**Compito assegnato**
Prosegua il testo sulle cause della stomatite aftosa, riportato più sotto, a partire dalla sua ultima frase.

**Testo in esame**
^^^^
CAUSE DELLA STOMATITE AFTOSA

“La stomatite aftosa è una malattia ancora poco studiata e conosciuta” – riflette il dottor Eugenio Romanello. In effetti le cause non sono completamente note. L’afta implica una risposta immunitaria del “linfocita T” mediata, innescata da una serie di cause. Gli elementi scatenanti, comunque, sono sicuramente problemi nutrizionali (carenza di ferro, acido folico e altro), traumi locali, stress, influenze ormonali, allergie e probabilmente anche una predisposizione genetica. In genere, può essere un fattore scatenante un periodo in cui la mancanza di sonno si unisce a un periodo stressante: alcuni studi hanno dimostrato che l’ulcerazione si aggrava durante i periodi lavorativi più intensi e diminuisce nei periodi di relax. Quello che è sicuro, attualmente, è che i fattori scatenanti sono molteplici e variano da una persona all’altra. Siccome è stato verificato che almeno il 40 per cento delle persone con afta ha una storia familiare di questa condizione, si pensa che il fattore genetico possa avere un peso nello sviluppo della malattia. Altre cause possono essere la immuno-disregolazione sistemica e il virus dell’immunodeficienza umana. E’ un fattore fondamentale anche lo spessore della mucosa: le ulcere si formano nelle superfici più sottili e non cheratinizzate della bocca. Le carenze nutrizionali possono causare questo assottigliamento della mucosa della bocca, come anche un trauma locale dovuto a trattamenti odontoiatrici. Ma la barriera della mucosa può essere alterata anche da fattori ormonali. C’è chi ipotizza che l’afta sia scatenata dall’espressione dell’antigene leucocitario umano che si trova nelle cellule epiteliali: il sistema immunitario reagirebbe perché ritiene queste cellule estranee all’organismo (fattori scatenanti antigenici sarebbero, secondo alcuni studi, l’herpes simplex, varicella, streptococchi, citomegalovirus, adenovirus). La scienza, dunque, non ha ancora un quadro chiaro di questa malattia: c’è ancora molta strada da fare.
^^^^
**Dati da esaminare**
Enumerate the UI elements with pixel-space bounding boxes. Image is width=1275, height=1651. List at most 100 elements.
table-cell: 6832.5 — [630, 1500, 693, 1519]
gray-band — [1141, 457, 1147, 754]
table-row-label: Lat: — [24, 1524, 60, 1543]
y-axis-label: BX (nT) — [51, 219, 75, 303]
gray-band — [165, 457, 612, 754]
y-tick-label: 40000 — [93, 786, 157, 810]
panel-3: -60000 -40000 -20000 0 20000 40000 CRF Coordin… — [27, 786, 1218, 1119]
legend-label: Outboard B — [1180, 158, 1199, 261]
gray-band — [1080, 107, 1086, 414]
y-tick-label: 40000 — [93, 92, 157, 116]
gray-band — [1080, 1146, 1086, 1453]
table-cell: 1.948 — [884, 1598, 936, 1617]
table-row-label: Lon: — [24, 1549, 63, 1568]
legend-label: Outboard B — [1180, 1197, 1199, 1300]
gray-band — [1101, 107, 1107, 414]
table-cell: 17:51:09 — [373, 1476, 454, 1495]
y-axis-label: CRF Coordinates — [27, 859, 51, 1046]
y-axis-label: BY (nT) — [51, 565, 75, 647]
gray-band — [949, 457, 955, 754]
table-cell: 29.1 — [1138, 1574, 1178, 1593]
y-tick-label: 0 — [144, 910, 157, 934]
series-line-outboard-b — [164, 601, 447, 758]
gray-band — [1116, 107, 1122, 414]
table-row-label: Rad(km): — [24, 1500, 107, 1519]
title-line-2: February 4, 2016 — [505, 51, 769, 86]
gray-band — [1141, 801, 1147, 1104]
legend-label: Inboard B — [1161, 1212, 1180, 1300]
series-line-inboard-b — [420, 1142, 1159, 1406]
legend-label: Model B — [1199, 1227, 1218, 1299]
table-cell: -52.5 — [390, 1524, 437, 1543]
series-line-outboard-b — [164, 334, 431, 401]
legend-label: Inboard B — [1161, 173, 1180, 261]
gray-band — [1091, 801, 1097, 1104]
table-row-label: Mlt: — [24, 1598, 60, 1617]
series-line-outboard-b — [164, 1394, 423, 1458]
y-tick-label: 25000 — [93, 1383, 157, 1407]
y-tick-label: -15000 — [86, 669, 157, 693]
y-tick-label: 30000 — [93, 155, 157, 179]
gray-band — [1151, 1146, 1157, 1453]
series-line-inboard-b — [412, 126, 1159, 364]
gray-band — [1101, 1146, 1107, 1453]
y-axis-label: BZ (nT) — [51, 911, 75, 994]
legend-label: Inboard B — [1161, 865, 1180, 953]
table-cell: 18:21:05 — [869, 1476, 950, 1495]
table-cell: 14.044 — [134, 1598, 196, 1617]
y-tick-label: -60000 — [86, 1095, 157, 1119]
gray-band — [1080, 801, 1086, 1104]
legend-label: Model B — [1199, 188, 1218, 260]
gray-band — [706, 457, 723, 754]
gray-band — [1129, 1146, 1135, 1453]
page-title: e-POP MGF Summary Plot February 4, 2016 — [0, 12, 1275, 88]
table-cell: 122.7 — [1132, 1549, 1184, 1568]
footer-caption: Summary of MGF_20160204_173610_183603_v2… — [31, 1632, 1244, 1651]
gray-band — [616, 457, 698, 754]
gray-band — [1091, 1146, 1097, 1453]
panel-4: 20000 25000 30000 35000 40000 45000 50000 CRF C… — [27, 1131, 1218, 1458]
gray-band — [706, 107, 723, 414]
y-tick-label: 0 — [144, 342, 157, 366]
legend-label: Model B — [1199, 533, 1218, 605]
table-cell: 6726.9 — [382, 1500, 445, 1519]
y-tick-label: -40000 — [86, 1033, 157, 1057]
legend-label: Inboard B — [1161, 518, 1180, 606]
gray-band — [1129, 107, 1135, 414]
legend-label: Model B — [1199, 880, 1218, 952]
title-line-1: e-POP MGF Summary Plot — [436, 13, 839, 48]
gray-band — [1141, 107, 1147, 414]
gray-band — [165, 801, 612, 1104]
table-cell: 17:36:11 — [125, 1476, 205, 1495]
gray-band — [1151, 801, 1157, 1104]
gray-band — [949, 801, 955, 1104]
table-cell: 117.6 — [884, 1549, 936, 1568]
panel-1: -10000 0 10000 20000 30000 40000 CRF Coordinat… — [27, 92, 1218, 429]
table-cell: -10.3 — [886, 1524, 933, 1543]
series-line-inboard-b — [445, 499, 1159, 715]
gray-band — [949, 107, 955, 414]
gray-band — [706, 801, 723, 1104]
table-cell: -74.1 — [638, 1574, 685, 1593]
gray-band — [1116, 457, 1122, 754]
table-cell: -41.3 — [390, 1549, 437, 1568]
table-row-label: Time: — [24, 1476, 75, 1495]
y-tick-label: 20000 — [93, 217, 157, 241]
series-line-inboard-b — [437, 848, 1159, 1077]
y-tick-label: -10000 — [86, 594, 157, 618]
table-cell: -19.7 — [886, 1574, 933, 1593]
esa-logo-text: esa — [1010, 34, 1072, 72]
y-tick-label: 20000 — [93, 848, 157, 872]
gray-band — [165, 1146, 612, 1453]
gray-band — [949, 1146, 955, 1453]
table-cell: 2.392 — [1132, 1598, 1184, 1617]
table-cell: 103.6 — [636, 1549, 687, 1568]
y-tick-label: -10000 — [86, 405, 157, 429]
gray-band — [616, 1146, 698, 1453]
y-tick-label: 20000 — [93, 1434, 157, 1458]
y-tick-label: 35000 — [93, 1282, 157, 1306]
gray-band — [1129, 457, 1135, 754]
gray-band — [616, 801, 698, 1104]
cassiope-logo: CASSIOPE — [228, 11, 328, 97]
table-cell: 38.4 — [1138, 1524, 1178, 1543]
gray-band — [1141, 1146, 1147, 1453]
^^^^
**Esito del compito**
CURARE L’AFTA

“Più che curare la stomatite aftosa noi dermatologi la alleviamo, nei casi più dolorosi, con il cortisone per via sintetica o localmente, prescrivendone un’applicazione per 4-5 volte al giorno – spiega il dottor Eugenio Romanello – Dopo una settimana, la stomatite aftosa dovrebbe passare”. Per curare l’afta bisogna fare una giusta diagnosi. La storia del paziente può aiutare un medico: se questo problema si manifesta in maniera ricorrente con intervalli abbastanza regolari e poi avviene un’autoguarigione, è più facile capire di cosa si tratta. Le analisi del sangue e la biopsia possono dare certezze. Il patch test può essere utilizzato se si sospettano correlazioni tra afta e allergie. Alcuni medicinali possono dare ulcerazioni simili all’afta: in questo caso basta dare un farmaco alternativo per superare il problema. Durante la malattie è meglio evitare cibi acidi e piccanti, se non si vuol aumentare lo stato di dolore. Molto spesso i farmaci possono avere un affetto placebo, ma nessuna terapia è realmente curativa: la medicina può solo alleviare il dolore. Analgesici, corticosteroidi e antinfiammatori non risolveranno mai il problema alla radice.